> [DOCUMENT PASSAGE]
○ ○ ○ ○ ○

Mr. Merlin  is an American sitcom that ran for one season, from 1981 to 1982, about Merlin the wizard (played by Barnard Hughes), who is immortal, living in modern-day San Francisco, and disguised as Max Merlin, a mechanic. Mr. Merlin was produced by Larry Rosen and Larry Tucker, working as the Larry Larry Company, in association with Columbia Pictures Television.

Premise 

Merlin hires Zachary Rogers (Clark Brandon) to work in his garage, and when Zac pulls a crowbar out of a bucket of cement, the crowbar is revealed to be Arthur's sword Excalibur and Merlin must reveal himself to Zac and make him an apprentice. Leo Samuels (Jonathan Prince) is Zac's best friend, who naturally has no idea his best buddy is a "wizard in training". Elaine Joyce is Alexandria ("Alex"), Max's equally magical liaison with an unseen "council" (who insisted Merlin take on an apprentice or lose both his powers and immortality).

○ ○ ○ ○ ○

> [DATA EXTRACT]
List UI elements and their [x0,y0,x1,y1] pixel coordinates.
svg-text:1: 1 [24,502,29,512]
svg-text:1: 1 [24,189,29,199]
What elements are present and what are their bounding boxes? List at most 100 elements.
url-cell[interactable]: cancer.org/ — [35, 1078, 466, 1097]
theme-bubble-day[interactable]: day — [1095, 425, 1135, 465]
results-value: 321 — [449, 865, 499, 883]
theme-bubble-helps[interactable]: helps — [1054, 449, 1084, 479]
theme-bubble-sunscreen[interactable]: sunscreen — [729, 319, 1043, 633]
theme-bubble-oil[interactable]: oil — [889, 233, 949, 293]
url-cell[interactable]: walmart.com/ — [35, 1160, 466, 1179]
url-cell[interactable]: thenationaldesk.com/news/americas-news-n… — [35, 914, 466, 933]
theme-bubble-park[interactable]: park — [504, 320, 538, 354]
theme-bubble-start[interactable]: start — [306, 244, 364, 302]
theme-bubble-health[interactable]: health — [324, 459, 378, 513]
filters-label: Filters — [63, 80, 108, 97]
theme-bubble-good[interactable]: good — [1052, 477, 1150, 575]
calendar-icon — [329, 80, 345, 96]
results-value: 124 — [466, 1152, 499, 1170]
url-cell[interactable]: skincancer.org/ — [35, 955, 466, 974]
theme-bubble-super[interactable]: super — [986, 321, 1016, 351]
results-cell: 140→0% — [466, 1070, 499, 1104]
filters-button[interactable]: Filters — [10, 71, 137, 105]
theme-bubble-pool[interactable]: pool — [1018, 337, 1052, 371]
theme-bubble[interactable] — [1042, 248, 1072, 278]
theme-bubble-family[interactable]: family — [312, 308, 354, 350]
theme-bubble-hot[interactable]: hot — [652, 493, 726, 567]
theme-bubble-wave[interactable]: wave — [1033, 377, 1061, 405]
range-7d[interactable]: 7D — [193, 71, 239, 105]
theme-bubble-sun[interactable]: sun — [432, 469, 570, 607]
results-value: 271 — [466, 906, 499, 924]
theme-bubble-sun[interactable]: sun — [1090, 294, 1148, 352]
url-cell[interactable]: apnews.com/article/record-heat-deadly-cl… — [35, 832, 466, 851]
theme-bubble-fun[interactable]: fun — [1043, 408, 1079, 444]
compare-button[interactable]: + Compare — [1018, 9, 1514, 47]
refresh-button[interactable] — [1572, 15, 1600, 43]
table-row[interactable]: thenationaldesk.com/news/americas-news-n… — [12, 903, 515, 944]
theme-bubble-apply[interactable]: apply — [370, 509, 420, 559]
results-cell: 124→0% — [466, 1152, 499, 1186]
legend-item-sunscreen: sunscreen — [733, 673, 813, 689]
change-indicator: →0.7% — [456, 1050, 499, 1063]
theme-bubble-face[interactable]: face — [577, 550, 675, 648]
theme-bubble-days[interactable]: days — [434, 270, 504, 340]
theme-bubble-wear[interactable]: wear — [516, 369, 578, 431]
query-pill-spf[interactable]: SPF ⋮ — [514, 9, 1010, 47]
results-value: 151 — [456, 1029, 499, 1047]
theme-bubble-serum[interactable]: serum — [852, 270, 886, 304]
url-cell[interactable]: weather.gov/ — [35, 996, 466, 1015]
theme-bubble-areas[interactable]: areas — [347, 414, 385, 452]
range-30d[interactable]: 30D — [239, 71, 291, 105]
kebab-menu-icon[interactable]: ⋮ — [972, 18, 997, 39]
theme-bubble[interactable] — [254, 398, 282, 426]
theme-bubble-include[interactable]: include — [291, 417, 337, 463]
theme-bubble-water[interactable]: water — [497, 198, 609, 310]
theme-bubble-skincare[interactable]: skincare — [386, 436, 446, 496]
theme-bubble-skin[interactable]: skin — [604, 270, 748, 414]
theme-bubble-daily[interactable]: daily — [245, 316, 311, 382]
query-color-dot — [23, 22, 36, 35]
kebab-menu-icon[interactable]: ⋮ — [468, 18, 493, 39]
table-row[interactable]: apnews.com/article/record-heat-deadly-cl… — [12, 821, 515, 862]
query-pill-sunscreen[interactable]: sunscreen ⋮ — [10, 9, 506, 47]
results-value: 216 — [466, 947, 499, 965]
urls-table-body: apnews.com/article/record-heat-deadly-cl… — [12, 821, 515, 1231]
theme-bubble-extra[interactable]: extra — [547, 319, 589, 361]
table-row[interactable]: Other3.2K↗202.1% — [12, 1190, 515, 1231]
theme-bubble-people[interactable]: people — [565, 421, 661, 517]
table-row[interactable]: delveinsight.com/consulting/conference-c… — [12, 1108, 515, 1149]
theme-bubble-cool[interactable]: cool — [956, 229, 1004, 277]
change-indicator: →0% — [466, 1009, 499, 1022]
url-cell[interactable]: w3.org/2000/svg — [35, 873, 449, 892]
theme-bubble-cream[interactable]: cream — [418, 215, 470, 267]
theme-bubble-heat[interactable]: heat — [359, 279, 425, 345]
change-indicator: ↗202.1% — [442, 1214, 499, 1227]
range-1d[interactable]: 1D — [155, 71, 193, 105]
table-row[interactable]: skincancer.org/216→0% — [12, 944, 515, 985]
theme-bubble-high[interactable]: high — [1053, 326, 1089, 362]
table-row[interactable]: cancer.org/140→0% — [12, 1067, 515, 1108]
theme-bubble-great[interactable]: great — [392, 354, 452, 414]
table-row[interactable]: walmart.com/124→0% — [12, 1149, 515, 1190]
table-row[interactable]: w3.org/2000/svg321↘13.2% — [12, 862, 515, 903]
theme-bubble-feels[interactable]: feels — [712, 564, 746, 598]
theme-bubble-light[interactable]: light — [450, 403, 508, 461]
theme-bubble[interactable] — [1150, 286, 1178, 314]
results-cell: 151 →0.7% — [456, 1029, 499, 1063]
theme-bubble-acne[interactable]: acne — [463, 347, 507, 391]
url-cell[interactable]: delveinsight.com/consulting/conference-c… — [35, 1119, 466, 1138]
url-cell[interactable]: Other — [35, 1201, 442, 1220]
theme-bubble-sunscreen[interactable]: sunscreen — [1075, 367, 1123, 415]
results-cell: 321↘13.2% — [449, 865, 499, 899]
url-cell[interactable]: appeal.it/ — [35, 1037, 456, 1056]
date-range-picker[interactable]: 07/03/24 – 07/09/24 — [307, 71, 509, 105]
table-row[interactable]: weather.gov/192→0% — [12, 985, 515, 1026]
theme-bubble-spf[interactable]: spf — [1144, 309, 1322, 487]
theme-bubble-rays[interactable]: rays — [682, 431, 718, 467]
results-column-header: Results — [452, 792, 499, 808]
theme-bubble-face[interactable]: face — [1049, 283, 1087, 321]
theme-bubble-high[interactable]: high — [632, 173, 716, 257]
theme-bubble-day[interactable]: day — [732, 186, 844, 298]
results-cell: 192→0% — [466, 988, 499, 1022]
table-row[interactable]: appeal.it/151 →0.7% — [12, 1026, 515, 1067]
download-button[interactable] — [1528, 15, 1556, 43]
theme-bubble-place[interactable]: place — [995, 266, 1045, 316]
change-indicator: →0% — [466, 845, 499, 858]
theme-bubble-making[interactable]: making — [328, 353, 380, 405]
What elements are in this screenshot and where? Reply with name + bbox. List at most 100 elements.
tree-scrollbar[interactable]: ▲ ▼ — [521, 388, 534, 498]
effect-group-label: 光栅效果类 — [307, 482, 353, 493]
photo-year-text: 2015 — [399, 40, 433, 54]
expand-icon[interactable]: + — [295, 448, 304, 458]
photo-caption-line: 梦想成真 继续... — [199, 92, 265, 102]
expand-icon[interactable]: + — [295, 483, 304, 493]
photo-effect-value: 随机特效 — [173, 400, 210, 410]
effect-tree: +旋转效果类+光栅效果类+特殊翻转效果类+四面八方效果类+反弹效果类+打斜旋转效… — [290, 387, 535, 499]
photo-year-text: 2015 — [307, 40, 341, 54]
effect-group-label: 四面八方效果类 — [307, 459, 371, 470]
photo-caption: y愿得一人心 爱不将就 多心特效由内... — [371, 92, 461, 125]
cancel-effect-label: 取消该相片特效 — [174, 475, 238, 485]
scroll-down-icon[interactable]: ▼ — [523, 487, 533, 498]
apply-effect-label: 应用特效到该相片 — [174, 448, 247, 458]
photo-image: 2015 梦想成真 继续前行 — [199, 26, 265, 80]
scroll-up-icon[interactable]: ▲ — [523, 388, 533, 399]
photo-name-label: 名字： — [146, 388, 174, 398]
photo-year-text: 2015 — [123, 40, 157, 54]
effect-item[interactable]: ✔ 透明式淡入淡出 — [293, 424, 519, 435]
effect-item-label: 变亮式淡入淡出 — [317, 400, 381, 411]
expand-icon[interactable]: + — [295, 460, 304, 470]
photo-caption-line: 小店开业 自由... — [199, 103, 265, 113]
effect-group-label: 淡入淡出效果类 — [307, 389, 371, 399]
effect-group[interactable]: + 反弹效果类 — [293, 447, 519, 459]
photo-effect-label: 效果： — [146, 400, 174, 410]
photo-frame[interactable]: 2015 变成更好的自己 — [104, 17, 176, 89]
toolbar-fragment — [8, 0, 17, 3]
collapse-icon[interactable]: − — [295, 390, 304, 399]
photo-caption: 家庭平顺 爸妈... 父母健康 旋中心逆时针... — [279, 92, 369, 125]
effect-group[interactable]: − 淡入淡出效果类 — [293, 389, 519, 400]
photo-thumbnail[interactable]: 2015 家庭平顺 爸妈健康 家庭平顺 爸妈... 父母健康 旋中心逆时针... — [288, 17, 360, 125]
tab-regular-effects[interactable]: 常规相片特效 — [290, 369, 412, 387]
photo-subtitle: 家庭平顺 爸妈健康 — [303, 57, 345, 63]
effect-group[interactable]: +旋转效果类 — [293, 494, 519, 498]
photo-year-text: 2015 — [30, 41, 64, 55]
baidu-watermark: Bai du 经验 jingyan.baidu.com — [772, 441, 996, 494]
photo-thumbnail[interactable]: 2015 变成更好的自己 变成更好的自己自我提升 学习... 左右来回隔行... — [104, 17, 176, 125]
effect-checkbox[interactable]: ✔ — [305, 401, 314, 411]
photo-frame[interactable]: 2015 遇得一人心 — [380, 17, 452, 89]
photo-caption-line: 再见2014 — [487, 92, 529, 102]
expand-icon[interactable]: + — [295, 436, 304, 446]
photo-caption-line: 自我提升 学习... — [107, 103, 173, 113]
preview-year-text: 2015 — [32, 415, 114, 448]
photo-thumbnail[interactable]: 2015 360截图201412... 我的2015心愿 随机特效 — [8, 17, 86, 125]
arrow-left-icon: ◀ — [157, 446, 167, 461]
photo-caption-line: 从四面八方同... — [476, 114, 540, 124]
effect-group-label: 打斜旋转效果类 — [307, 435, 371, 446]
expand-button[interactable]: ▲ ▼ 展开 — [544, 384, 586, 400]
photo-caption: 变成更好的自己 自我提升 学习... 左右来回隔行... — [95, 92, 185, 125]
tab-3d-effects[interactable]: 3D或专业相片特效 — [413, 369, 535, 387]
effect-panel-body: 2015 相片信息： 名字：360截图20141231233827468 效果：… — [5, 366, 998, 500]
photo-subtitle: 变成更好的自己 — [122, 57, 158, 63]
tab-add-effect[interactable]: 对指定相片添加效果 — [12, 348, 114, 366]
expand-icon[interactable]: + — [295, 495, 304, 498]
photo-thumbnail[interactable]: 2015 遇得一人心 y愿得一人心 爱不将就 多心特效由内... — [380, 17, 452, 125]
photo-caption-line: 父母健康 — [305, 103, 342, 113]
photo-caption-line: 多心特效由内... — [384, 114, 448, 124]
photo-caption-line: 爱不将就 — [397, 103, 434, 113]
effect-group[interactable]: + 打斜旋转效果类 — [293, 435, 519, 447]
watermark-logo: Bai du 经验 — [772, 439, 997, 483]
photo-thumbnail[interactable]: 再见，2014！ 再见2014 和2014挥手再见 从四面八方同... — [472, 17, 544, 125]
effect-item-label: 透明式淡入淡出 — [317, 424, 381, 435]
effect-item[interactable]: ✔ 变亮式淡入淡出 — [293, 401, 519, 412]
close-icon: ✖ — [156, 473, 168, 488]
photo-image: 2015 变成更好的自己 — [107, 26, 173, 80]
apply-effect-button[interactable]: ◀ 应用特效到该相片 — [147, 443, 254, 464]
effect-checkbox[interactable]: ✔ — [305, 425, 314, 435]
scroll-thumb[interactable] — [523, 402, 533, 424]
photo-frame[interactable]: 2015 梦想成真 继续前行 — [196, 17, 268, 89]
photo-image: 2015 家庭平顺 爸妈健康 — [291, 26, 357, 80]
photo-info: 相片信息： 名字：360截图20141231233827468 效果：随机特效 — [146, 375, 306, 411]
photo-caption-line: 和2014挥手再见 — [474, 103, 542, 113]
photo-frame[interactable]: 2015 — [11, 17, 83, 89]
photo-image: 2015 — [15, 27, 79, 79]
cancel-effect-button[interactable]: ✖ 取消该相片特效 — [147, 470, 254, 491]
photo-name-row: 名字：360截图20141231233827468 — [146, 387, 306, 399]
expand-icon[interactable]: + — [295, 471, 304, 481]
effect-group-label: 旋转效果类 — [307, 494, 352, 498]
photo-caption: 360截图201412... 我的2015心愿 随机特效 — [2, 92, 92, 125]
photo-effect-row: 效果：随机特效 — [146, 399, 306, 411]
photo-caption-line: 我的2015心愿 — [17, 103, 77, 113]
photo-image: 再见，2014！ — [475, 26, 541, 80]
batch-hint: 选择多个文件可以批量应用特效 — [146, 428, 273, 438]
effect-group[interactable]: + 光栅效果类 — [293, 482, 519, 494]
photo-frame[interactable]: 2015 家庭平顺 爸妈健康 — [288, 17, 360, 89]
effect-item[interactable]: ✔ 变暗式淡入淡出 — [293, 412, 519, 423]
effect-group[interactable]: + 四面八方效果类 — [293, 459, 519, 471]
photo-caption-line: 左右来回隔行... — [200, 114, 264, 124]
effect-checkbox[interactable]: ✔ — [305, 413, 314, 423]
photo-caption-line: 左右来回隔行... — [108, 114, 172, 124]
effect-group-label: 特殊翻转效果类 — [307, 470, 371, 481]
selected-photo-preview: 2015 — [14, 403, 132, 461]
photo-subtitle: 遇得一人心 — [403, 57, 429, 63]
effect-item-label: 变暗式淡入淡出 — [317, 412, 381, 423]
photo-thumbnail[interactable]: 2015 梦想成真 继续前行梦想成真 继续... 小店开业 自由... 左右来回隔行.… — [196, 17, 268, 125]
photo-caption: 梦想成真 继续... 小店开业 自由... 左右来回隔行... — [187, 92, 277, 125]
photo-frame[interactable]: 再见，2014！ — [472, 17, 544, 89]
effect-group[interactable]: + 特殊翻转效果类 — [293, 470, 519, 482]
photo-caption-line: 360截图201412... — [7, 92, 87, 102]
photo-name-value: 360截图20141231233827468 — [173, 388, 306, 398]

○ ○ ○ ○ ○

> [GIVEN PROBLEM]
Answer these questions using the Mr. Merlin passage:
1. Which two producers made the show, and under what company name did they work?
2. What does Zac pull out of a bucket of cement, and what is it revealed to be?
3. What did the unseen council say Merlin would lose if he did not take on an apprentice?

> [WRITTEN REPLY]
1. Larry Rosen and Larry Tucker, working as the Larry Larry Company.
2. A crowbar, which is revealed to be Arthur's sword Excalibur.
3. Both his powers and his immortality.